-- START --

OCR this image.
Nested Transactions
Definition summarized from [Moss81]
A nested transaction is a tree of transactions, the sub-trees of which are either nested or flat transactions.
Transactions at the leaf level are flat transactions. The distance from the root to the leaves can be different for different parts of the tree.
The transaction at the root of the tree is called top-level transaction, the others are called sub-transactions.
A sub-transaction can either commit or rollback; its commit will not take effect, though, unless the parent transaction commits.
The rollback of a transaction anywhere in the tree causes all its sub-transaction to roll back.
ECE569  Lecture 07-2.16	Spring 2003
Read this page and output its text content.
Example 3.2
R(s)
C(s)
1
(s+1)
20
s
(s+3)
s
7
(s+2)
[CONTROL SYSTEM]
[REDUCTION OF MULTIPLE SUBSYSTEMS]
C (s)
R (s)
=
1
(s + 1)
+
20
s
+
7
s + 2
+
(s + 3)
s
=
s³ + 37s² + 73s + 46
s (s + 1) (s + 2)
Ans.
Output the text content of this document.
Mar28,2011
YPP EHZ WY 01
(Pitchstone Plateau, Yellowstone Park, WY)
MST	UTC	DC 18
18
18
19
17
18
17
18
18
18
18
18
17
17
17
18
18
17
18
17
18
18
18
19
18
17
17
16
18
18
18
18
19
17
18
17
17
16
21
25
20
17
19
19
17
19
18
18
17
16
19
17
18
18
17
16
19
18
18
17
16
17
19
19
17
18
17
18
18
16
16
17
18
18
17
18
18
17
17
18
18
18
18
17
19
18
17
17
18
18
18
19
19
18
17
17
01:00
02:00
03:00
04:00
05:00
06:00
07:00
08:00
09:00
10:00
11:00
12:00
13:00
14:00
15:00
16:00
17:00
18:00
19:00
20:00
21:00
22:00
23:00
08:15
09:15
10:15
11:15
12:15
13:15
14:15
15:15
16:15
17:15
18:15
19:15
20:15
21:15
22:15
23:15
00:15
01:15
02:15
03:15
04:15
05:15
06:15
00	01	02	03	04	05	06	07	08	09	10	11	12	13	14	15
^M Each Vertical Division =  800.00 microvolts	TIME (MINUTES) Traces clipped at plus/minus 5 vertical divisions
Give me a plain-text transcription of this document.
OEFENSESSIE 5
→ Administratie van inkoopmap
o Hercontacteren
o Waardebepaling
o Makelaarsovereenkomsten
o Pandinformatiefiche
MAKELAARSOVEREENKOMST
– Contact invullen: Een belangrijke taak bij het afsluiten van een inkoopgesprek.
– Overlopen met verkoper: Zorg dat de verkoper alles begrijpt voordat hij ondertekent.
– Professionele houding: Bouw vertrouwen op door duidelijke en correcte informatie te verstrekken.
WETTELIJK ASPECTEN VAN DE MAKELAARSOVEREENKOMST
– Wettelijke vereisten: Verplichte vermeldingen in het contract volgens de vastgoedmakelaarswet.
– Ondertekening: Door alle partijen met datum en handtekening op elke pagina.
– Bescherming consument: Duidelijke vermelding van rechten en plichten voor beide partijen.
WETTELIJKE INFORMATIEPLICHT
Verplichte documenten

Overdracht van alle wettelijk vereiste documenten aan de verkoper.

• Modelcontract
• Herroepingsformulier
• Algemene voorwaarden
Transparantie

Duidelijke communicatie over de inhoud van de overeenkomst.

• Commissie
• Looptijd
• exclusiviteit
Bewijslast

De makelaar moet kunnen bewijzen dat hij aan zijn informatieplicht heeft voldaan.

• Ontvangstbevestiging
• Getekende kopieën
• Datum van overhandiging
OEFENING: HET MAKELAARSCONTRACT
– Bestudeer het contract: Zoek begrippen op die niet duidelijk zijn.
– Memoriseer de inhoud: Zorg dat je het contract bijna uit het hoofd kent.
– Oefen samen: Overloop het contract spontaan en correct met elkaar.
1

-- END --

## [Brief]
Reproduce the material verbatim, line by line.

## [Full solution]
OCR this image.
Nested Transactions
Definition summarized from [Moss81]
A nested transaction is a tree of transactions, the sub-trees of which are either nested or flat transactions.
Transactions at the leaf level are flat transactions. The distance from the root to the leaves can be different for different parts of the tree.
The transaction at the root of the tree is called top-level transaction, the others are called sub-transactions.
A sub-transaction can either commit or rollback; its commit will not take effect, though, unless the parent transaction commits.
The rollback of a transaction anywhere in the tree causes all its sub-transaction to roll back.
ECE569  Lecture 07-2.16	Spring 2003
Read this page and output its text content.
Example 3.2
R(s)
C(s)
1
(s+1)
20
s
(s+3)
s
7
(s+2)
[CONTROL SYSTEM]
[REDUCTION OF MULTIPLE SUBSYSTEMS]
C (s)
R (s)
=
1
(s + 1)
+
20
s
+
7
s + 2
+
(s + 3)
s
=
s³ + 37s² + 73s + 46
s (s + 1) (s + 2)
Ans.
Output the text content of this document.
Mar28,2011
YPP EHZ WY 01
(Pitchstone Plateau, Yellowstone Park, WY)
MST	UTC	DC 18
18
18
19
17
18
17
18
18
18
18
18
17
17
17
18
18
17
18
17
18
18
18
19
18
17
17
16
18
18
18
18
19
17
18
17
17
16
21
25
20
17
19
19
17
19
18
18
17
16
19
17
18
18
17
16
19
18
18
17
16
17
19
19
17
18
17
18
18
16
16
17
18
18
17
18
18
17
17
18
18
18
18
17
19
18
17
17
18
18
18
19
19
18
17
17
01:00
02:00
03:00
04:00
05:00
06:00
07:00
08:00
09:00
10:00
11:00
12:00
13:00
14:00
15:00
16:00
17:00
18:00
19:00
20:00
21:00
22:00
23:00
08:15
09:15
10:15
11:15
12:15
13:15
14:15
15:15
16:15
17:15
18:15
19:15
20:15
21:15
22:15
23:15
00:15
01:15
02:15
03:15
04:15
05:15
06:15
00	01	02	03	04	05	06	07	08	09	10	11	12	13	14	15
^M Each Vertical Division =  800.00 microvolts	TIME (MINUTES) Traces clipped at plus/minus 5 vertical divisions
Give me a plain-text transcription of this document.
OEFENSESSIE 5
→ Administratie van inkoopmap
o Hercontacteren
o Waardebepaling
o Makelaarsovereenkomsten
o Pandinformatiefiche
MAKELAARSOVEREENKOMST
– Contact invullen: Een belangrijke taak bij het afsluiten van een inkoopgesprek.
– Overlopen met verkoper: Zorg dat de verkoper alles begrijpt voordat hij ondertekent.
– Professionele houding: Bouw vertrouwen op door duidelijke en correcte informatie te verstrekken.
WETTELIJK ASPECTEN VAN DE MAKELAARSOVEREENKOMST
– Wettelijke vereisten: Verplichte vermeldingen in het contract volgens de vastgoedmakelaarswet.
– Ondertekening: Door alle partijen met datum en handtekening op elke pagina.
– Bescherming consument: Duidelijke vermelding van rechten en plichten voor beide partijen.
WETTELIJKE INFORMATIEPLICHT
Verplichte documenten

Overdracht van alle wettelijk vereiste documenten aan de verkoper.

• Modelcontract
• Herroepingsformulier
• Algemene voorwaarden
Transparantie

Duidelijke communicatie over de inhoud van de overeenkomst.

• Commissie
• Looptijd
• exclusiviteit
Bewijslast

De makelaar moet kunnen bewijzen dat hij aan zijn informatieplicht heeft voldaan.

• Ontvangstbevestiging
• Getekende kopieën
• Datum van overhandiging
OEFENING: HET MAKELAARSCONTRACT
– Bestudeer het contract: Zoek begrippen op die niet duidelijk zijn.
– Memoriseer de inhoud: Zorg dat je het contract bijna uit het hoofd kent.
– Oefen samen: Overloop het contract spontaan en correct met elkaar.
1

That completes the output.